### Directions for this task
Return each line containing "score".
* Begin Provided data *
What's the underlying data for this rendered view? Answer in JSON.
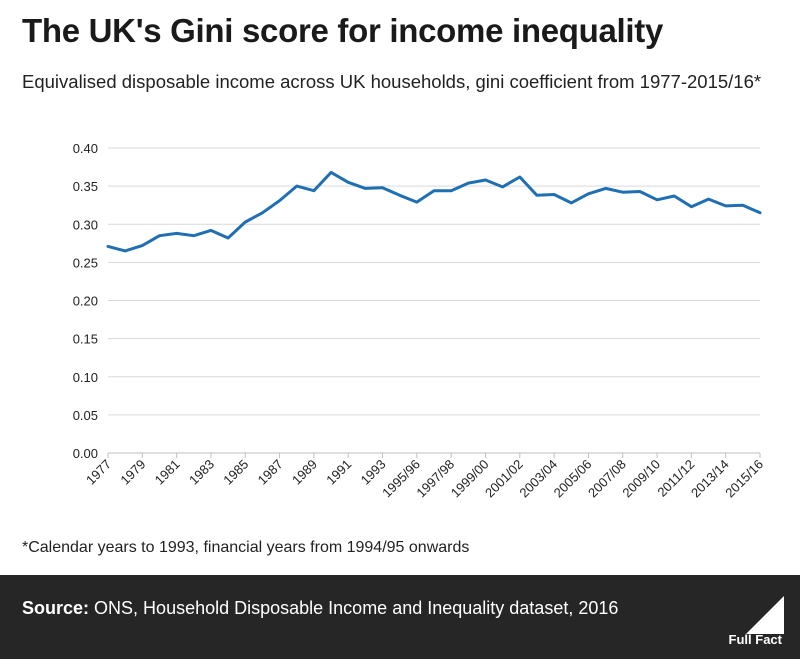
{
  "title": "The UK's Gini score for income inequality",
  "subtitle": "Equivalised disposable income across UK households, gini coefficient from 1977-2015/16*",
  "footnote": "*Calendar years to 1993, financial years from 1994/95 onwards",
  "source_label": "Source:",
  "source_text": "ONS, Household Disposable Income and Inequality dataset, 2016",
  "logo_text": "Full Fact",
  "colors": {
    "line": "#1f6fb2",
    "grid": "#d9d9d9",
    "footer_bg": "#262626"
  },
  "chart_data": {
    "type": "line",
    "title": "The UK's Gini score for income inequality",
    "xlabel": "",
    "ylabel": "",
    "ylim": [
      0,
      0.4
    ],
    "yticks": [
      "0.00",
      "0.05",
      "0.10",
      "0.15",
      "0.20",
      "0.25",
      "0.30",
      "0.35",
      "0.40"
    ],
    "categories": [
      "1977",
      "1978",
      "1979",
      "1980",
      "1981",
      "1982",
      "1983",
      "1984",
      "1985",
      "1986",
      "1987",
      "1988",
      "1989",
      "1990",
      "1991",
      "1992",
      "1993",
      "1994/95",
      "1995/96",
      "1996/97",
      "1997/98",
      "1998/99",
      "1999/00",
      "2000/01",
      "2001/02",
      "2002/03",
      "2003/04",
      "2004/05",
      "2005/06",
      "2006/07",
      "2007/08",
      "2008/09",
      "2009/10",
      "2010/11",
      "2011/12",
      "2012/13",
      "2013/14",
      "2014/15",
      "2015/16"
    ],
    "tick_labels": [
      "1977",
      "1979",
      "1981",
      "1983",
      "1985",
      "1987",
      "1989",
      "1991",
      "1993",
      "1995/96",
      "1997/98",
      "1999/00",
      "2001/02",
      "2003/04",
      "2005/06",
      "2007/08",
      "2009/10",
      "2011/12",
      "2013/14",
      "2015/16"
    ],
    "series": [
      {
        "name": "Gini coefficient",
        "values": [
          0.271,
          0.265,
          0.272,
          0.285,
          0.288,
          0.285,
          0.292,
          0.282,
          0.303,
          0.315,
          0.331,
          0.35,
          0.344,
          0.368,
          0.355,
          0.347,
          0.348,
          0.338,
          0.329,
          0.344,
          0.344,
          0.354,
          0.358,
          0.349,
          0.362,
          0.338,
          0.339,
          0.328,
          0.34,
          0.347,
          0.342,
          0.343,
          0.332,
          0.337,
          0.323,
          0.333,
          0.324,
          0.325,
          0.315
        ]
      }
    ],
    "grid": true
  }
}
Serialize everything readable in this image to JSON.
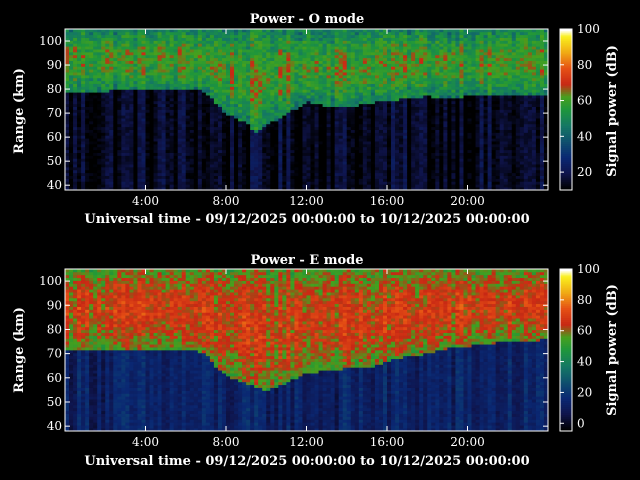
{
  "chart_data": [
    {
      "type": "heatmap",
      "title": "Power - O mode",
      "xlabel": "Universal time - 09/12/2025 00:00:00 to 10/12/2025 00:00:00",
      "ylabel": "Range (km)",
      "colorbar_label": "Signal power (dB)",
      "xlim": [
        0,
        24
      ],
      "ylim": [
        38,
        105
      ],
      "x_ticks": [
        "4:00",
        "8:00",
        "12:00",
        "16:00",
        "20:00"
      ],
      "x_tick_values": [
        4,
        8,
        12,
        16,
        20
      ],
      "y_ticks": [
        "40",
        "50",
        "60",
        "70",
        "80",
        "90",
        "100"
      ],
      "y_tick_values": [
        40,
        50,
        60,
        70,
        80,
        90,
        100
      ],
      "colorbar_ticks": [
        "20",
        "40",
        "60",
        "80",
        "100"
      ],
      "colorbar_tick_values": [
        20,
        40,
        60,
        80,
        100
      ],
      "colorbar_range": [
        10,
        100
      ],
      "boundary_time_h": [
        0,
        1,
        2,
        3,
        4,
        5,
        6,
        7,
        7.5,
        8,
        9,
        9.5,
        10,
        10.5,
        11,
        11.5,
        12,
        13,
        14,
        15,
        16,
        17,
        18,
        19,
        20,
        21,
        22,
        23,
        24
      ],
      "boundary_range_km": [
        79,
        79,
        79,
        80,
        80,
        80,
        80,
        79,
        74,
        70,
        66,
        62,
        65,
        67,
        70,
        72,
        75,
        73,
        72,
        74,
        75,
        76,
        77,
        76,
        77,
        78,
        78,
        78,
        78
      ],
      "upper_power_db": 48,
      "lower_power_db": 14,
      "peak_power_db": 62
    },
    {
      "type": "heatmap",
      "title": "Power - E mode",
      "xlabel": "Universal time - 09/12/2025 00:00:00 to 10/12/2025 00:00:00",
      "ylabel": "Range (km)",
      "colorbar_label": "Signal power (dB)",
      "xlim": [
        0,
        24
      ],
      "ylim": [
        38,
        105
      ],
      "x_ticks": [
        "4:00",
        "8:00",
        "12:00",
        "16:00",
        "20:00"
      ],
      "x_tick_values": [
        4,
        8,
        12,
        16,
        20
      ],
      "y_ticks": [
        "40",
        "50",
        "60",
        "70",
        "80",
        "90",
        "100"
      ],
      "y_tick_values": [
        40,
        50,
        60,
        70,
        80,
        90,
        100
      ],
      "colorbar_ticks": [
        "0",
        "20",
        "40",
        "60",
        "80",
        "100"
      ],
      "colorbar_tick_values": [
        0,
        20,
        40,
        60,
        80,
        100
      ],
      "colorbar_range": [
        -5,
        100
      ],
      "boundary_time_h": [
        0,
        1,
        2,
        3,
        4,
        5,
        6,
        7,
        7.5,
        8,
        9,
        9.5,
        10,
        10.5,
        11,
        11.5,
        12,
        13,
        14,
        15,
        16,
        17,
        18,
        19,
        20,
        21,
        22,
        23,
        24
      ],
      "boundary_range_km": [
        71,
        72,
        72,
        72,
        72,
        72,
        72,
        70,
        64,
        61,
        58,
        56,
        55,
        56,
        58,
        60,
        62,
        63,
        64,
        64,
        67,
        69,
        70,
        72,
        73,
        74,
        75,
        75,
        76
      ],
      "upper_power_db": 55,
      "lower_power_db": 12,
      "peak_power_db": 68
    }
  ]
}
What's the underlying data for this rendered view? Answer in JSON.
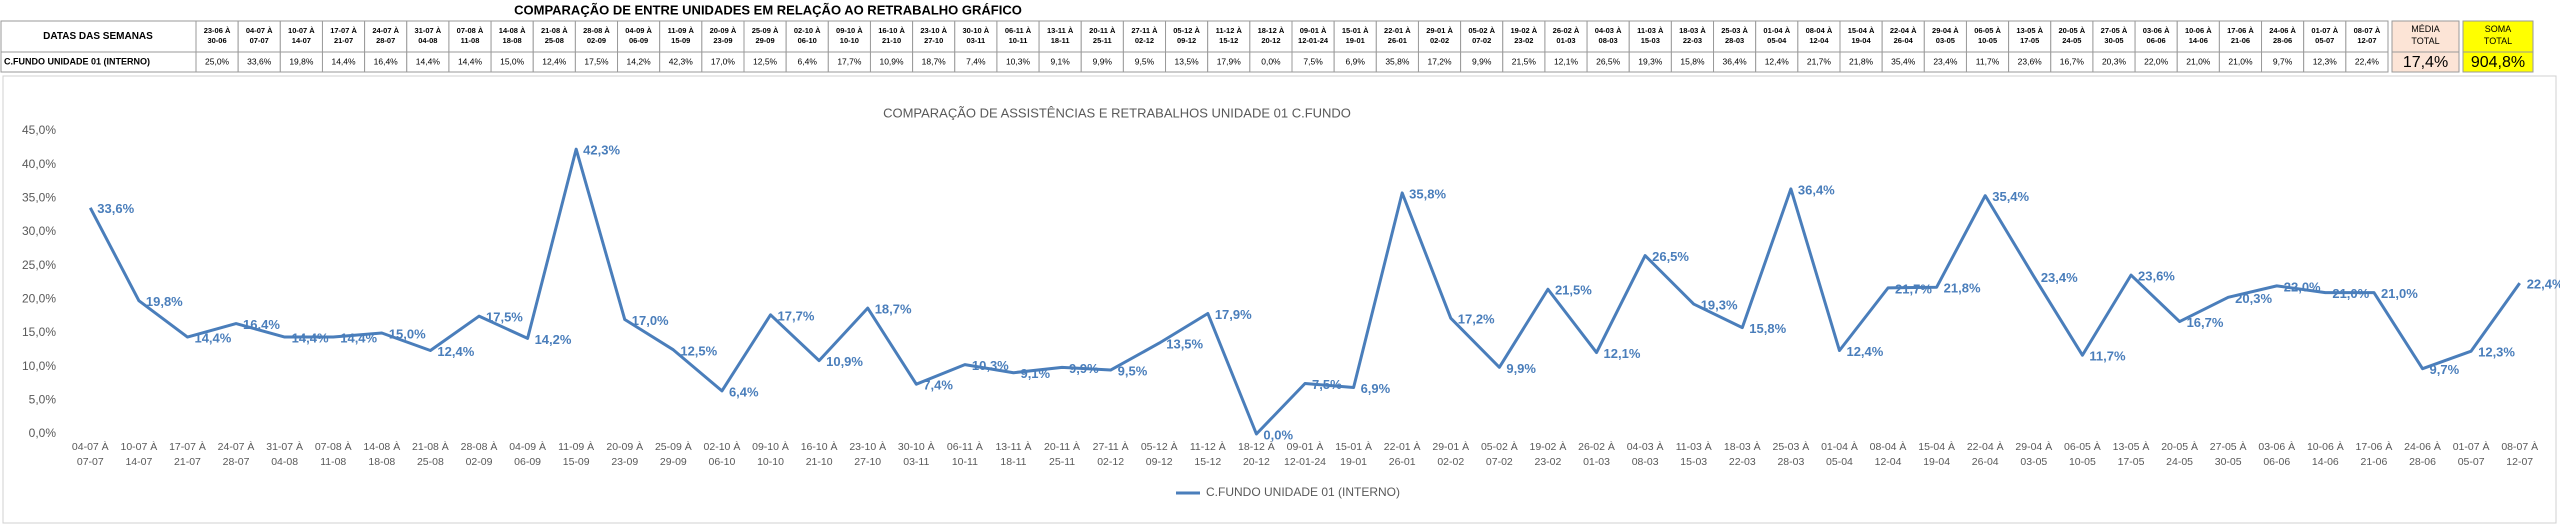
{
  "title": "COMPARAÇÃO DE ENTRE UNIDADES EM RELAÇÃO AO RETRABALHO GRÁFICO",
  "table": {
    "header_label": "DATAS DAS SEMANAS",
    "weeks": [
      "23-06 À 30-06",
      "04-07 À 07-07",
      "10-07 À 14-07",
      "17-07 À 21-07",
      "24-07 À 28-07",
      "31-07 À 04-08",
      "07-08 À 11-08",
      "14-08 À 18-08",
      "21-08 À 25-08",
      "28-08 À 02-09",
      "04-09 À 06-09",
      "11-09 À 15-09",
      "20-09 À 23-09",
      "25-09 À 29-09",
      "02-10 À 06-10",
      "09-10 À 10-10",
      "16-10 À 21-10",
      "23-10 À 27-10",
      "30-10 À 03-11",
      "06-11 À 10-11",
      "13-11 À 18-11",
      "20-11 À 25-11",
      "27-11 À 02-12",
      "05-12 À 09-12",
      "11-12 À 15-12",
      "18-12 À 20-12",
      "09-01 À 12-01-24",
      "15-01 À 19-01",
      "22-01 À 26-01",
      "29-01 À 02-02",
      "05-02 À 07-02",
      "19-02 À 23-02",
      "26-02 À 01-03",
      "04-03 À 08-03",
      "11-03 À 15-03",
      "18-03 À 22-03",
      "25-03 À 28-03",
      "01-04 À 05-04",
      "08-04 À 12-04",
      "15-04 À 19-04",
      "22-04 À 26-04",
      "29-04 À 03-05",
      "06-05 À 10-05",
      "13-05 À 17-05",
      "20-05 À 24-05",
      "27-05 À 30-05",
      "03-06 À 06-06",
      "10-06 À 14-06",
      "17-06 À 21-06",
      "24-06 À 28-06",
      "01-07 À 05-07",
      "08-07 À 12-07"
    ],
    "row_label": "C.FUNDO UNIDADE 01 (INTERNO)",
    "values": [
      "25,0%",
      "33,6%",
      "19,8%",
      "14,4%",
      "16,4%",
      "14,4%",
      "14,4%",
      "15,0%",
      "12,4%",
      "17,5%",
      "14,2%",
      "42,3%",
      "17,0%",
      "12,5%",
      "6,4%",
      "17,7%",
      "10,9%",
      "18,7%",
      "7,4%",
      "10,3%",
      "9,1%",
      "9,9%",
      "9,5%",
      "13,5%",
      "17,9%",
      "0,0%",
      "7,5%",
      "6,9%",
      "35,8%",
      "17,2%",
      "9,9%",
      "21,5%",
      "12,1%",
      "26,5%",
      "19,3%",
      "15,8%",
      "36,4%",
      "12,4%",
      "21,7%",
      "21,8%",
      "35,4%",
      "23,4%",
      "11,7%",
      "23,6%",
      "16,7%",
      "20,3%",
      "22,0%",
      "21,0%",
      "21,0%",
      "9,7%",
      "12,3%",
      "22,4%"
    ],
    "average_header": "MÉDIA TOTAL",
    "average": "17,4%",
    "sum_header": "SOMA TOTAL",
    "sum": "904,8%"
  },
  "chart_data": {
    "type": "line",
    "title": "COMPARAÇÃO DE ASSISTÊNCIAS E RETRABALHOS UNIDADE 01 C.FUNDO",
    "categories": [
      "04-07 À 07-07",
      "10-07 À 14-07",
      "17-07 À 21-07",
      "24-07 À 28-07",
      "31-07 À 04-08",
      "07-08 À 11-08",
      "14-08 À 18-08",
      "21-08 À 25-08",
      "28-08 À 02-09",
      "04-09 À 06-09",
      "11-09 À 15-09",
      "20-09 À 23-09",
      "25-09 À 29-09",
      "02-10 À 06-10",
      "09-10 À 10-10",
      "16-10 À 21-10",
      "23-10 À 27-10",
      "30-10 À 03-11",
      "06-11 À 10-11",
      "13-11 À 18-11",
      "20-11 À 25-11",
      "27-11 À 02-12",
      "05-12 À 09-12",
      "11-12 À 15-12",
      "18-12 À 20-12",
      "09-01 À 12-01-24",
      "15-01 À 19-01",
      "22-01 À 26-01",
      "29-01 À 02-02",
      "05-02 À 07-02",
      "19-02 À 23-02",
      "26-02 À 01-03",
      "04-03 À 08-03",
      "11-03 À 15-03",
      "18-03 À 22-03",
      "25-03 À 28-03",
      "01-04 À 05-04",
      "08-04 À 12-04",
      "15-04 À 19-04",
      "22-04 À 26-04",
      "29-04 À 03-05",
      "06-05 À 10-05",
      "13-05 À 17-05",
      "20-05 À 24-05",
      "27-05 À 30-05",
      "03-06 À 06-06",
      "10-06 À 14-06",
      "17-06 À 21-06",
      "24-06 À 28-06",
      "01-07 À 05-07",
      "08-07 À 12-07"
    ],
    "series": [
      {
        "name": "C.FUNDO UNIDADE 01 (INTERNO)",
        "color": "#4a7ebb",
        "values": [
          33.6,
          19.8,
          14.4,
          16.4,
          14.4,
          14.4,
          15.0,
          12.4,
          17.5,
          14.2,
          42.3,
          17.0,
          12.5,
          6.4,
          17.7,
          10.9,
          18.7,
          7.4,
          10.3,
          9.1,
          9.9,
          9.5,
          13.5,
          17.9,
          0.0,
          7.5,
          6.9,
          35.8,
          17.2,
          9.9,
          21.5,
          12.1,
          26.5,
          19.3,
          15.8,
          36.4,
          12.4,
          21.7,
          21.8,
          35.4,
          23.4,
          11.7,
          23.6,
          16.7,
          20.3,
          22.0,
          21.0,
          21.0,
          9.7,
          12.3,
          22.4
        ],
        "value_labels": [
          "33,6%",
          "19,8%",
          "14,4%",
          "16,4%",
          "14,4%",
          "14,4%",
          "15,0%",
          "12,4%",
          "17,5%",
          "14,2%",
          "42,3%",
          "17,0%",
          "12,5%",
          "6,4%",
          "17,7%",
          "10,9%",
          "18,7%",
          "7,4%",
          "10,3%",
          "9,1%",
          "9,9%",
          "9,5%",
          "13,5%",
          "17,9%",
          "0,0%",
          "7,5%",
          "6,9%",
          "35,8%",
          "17,2%",
          "9,9%",
          "21,5%",
          "12,1%",
          "26,5%",
          "19,3%",
          "15,8%",
          "36,4%",
          "12,4%",
          "21,7%",
          "21,8%",
          "35,4%",
          "23,4%",
          "11,7%",
          "23,6%",
          "16,7%",
          "20,3%",
          "22,0%",
          "21,0%",
          "21,0%",
          "9,7%",
          "12,3%",
          "22,4%"
        ]
      }
    ],
    "ylim": [
      0,
      45
    ],
    "yticks": [
      {
        "value": 0,
        "label": "0,0%"
      },
      {
        "value": 5,
        "label": "5,0%"
      },
      {
        "value": 10,
        "label": "10,0%"
      },
      {
        "value": 15,
        "label": "15,0%"
      },
      {
        "value": 20,
        "label": "20,0%"
      },
      {
        "value": 25,
        "label": "25,0%"
      },
      {
        "value": 30,
        "label": "30,0%"
      },
      {
        "value": 35,
        "label": "35,0%"
      },
      {
        "value": 40,
        "label": "40,0%"
      },
      {
        "value": 45,
        "label": "45,0%"
      }
    ],
    "grid": false,
    "legend": "bottom"
  }
}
* End Provided data *
### Written answer
  "title": "The UK's Gini score for income inequality",
    "title": "The UK's Gini score for income inequality",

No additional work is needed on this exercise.